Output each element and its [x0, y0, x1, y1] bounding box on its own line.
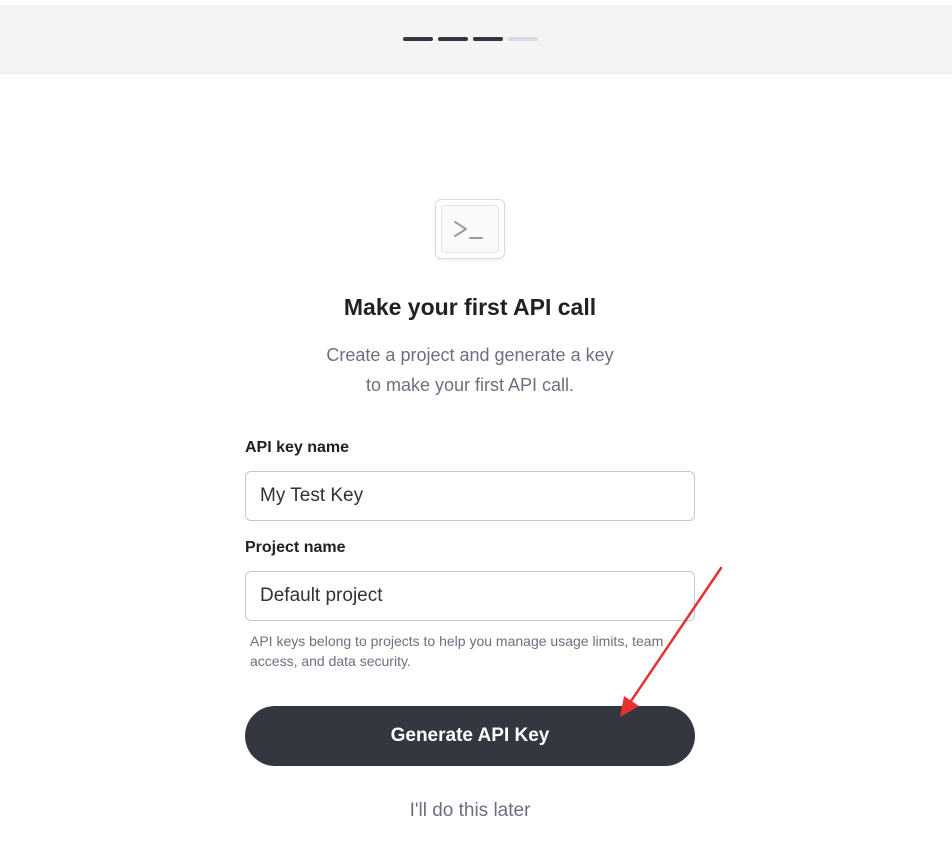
api-key-name-label: API key name	[245, 439, 350, 456]
terminal-icon-frame	[441, 205, 499, 253]
top-bar	[0, 5, 952, 74]
terminal-icon	[435, 199, 505, 259]
api-key-name-input[interactable]	[245, 471, 695, 521]
page-title: Make your first API call	[343, 294, 597, 320]
generate-api-key-button[interactable]: Generate API Key	[245, 706, 695, 766]
do-this-later-link[interactable]: I'll do this later	[0, 800, 940, 822]
progress-step-pending	[508, 37, 538, 41]
progress-step-complete	[403, 37, 433, 41]
page-subtitle: Create a project and generate a key to m…	[326, 345, 614, 395]
project-name-input[interactable]	[245, 571, 695, 621]
terminal-prompt-icon	[454, 221, 483, 239]
progress-step-complete	[473, 37, 503, 41]
progress-step-complete	[438, 37, 468, 41]
step-progress-indicator	[403, 37, 538, 41]
helper-text: API keys belong to projects to help you …	[250, 633, 664, 669]
project-name-label: Project name	[245, 539, 346, 556]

+ + +

■ **AIM**
Reproduce every line of the rows above exactly, omitting the picture.

■ **EXERCISE OUTPUT**
Output each element and its [x0, y0, x1, y1] bounding box on its own line.
api-key-name-label: API key name	[245, 439, 350, 456]
terminal-icon-frame	[441, 205, 499, 253]
top-bar	[0, 5, 952, 74]
terminal-icon	[435, 199, 505, 259]
api-key-name-input[interactable]	[245, 471, 695, 521]
page-title: Make your first API call	[343, 294, 597, 320]
generate-api-key-button[interactable]: Generate API Key	[245, 706, 695, 766]
do-this-later-link[interactable]: I'll do this later	[0, 800, 940, 822]
progress-step-pending	[508, 37, 538, 41]
progress-step-complete	[403, 37, 433, 41]
page-subtitle: Create a project and generate a key to m…	[326, 345, 614, 395]
project-name-input[interactable]	[245, 571, 695, 621]
terminal-prompt-icon	[454, 221, 483, 239]
progress-step-complete	[473, 37, 503, 41]
progress-step-complete	[438, 37, 468, 41]
step-progress-indicator	[403, 37, 538, 41]
helper-text: API keys belong to projects to help you …	[250, 633, 664, 669]
project-name-label: Project name	[245, 539, 346, 556]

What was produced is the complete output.